* [Entries]
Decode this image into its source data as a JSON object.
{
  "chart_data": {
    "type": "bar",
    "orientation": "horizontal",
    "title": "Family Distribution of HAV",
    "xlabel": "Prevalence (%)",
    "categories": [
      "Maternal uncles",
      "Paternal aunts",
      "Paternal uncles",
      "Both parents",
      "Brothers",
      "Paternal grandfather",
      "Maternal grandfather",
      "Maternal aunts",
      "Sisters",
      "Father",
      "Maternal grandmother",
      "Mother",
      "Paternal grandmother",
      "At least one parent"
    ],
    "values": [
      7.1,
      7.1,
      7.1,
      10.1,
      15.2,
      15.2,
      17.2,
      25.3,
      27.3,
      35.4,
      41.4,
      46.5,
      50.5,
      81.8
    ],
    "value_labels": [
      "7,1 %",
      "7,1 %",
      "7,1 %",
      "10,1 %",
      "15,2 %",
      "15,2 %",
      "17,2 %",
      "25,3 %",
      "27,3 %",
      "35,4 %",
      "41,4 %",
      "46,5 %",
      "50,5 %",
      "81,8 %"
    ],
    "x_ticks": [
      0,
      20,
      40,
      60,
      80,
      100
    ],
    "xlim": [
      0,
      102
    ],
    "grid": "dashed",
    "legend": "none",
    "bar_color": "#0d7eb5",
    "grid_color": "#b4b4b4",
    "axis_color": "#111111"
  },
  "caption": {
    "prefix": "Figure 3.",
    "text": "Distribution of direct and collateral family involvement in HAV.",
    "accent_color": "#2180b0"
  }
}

* [Your task] Give all the entries again exactly; leave none out.

* [The result]
Decode this image into its source data as a JSON object.
{
  "chart_data": {
    "type": "bar",
    "orientation": "horizontal",
    "title": "Family Distribution of HAV",
    "xlabel": "Prevalence (%)",
    "categories": [
      "Maternal uncles",
      "Paternal aunts",
      "Paternal uncles",
      "Both parents",
      "Brothers",
      "Paternal grandfather",
      "Maternal grandfather",
      "Maternal aunts",
      "Sisters",
      "Father",
      "Maternal grandmother",
      "Mother",
      "Paternal grandmother",
      "At least one parent"
    ],
    "values": [
      7.1,
      7.1,
      7.1,
      10.1,
      15.2,
      15.2,
      17.2,
      25.3,
      27.3,
      35.4,
      41.4,
      46.5,
      50.5,
      81.8
    ],
    "value_labels": [
      "7,1 %",
      "7,1 %",
      "7,1 %",
      "10,1 %",
      "15,2 %",
      "15,2 %",
      "17,2 %",
      "25,3 %",
      "27,3 %",
      "35,4 %",
      "41,4 %",
      "46,5 %",
      "50,5 %",
      "81,8 %"
    ],
    "x_ticks": [
      0,
      20,
      40,
      60,
      80,
      100
    ],
    "xlim": [
      0,
      102
    ],
    "grid": "dashed",
    "legend": "none",
    "bar_color": "#0d7eb5",
    "grid_color": "#b4b4b4",
    "axis_color": "#111111"
  },
  "caption": {
    "prefix": "Figure 3.",
    "text": "Distribution of direct and collateral family involvement in HAV.",
    "accent_color": "#2180b0"
  }
}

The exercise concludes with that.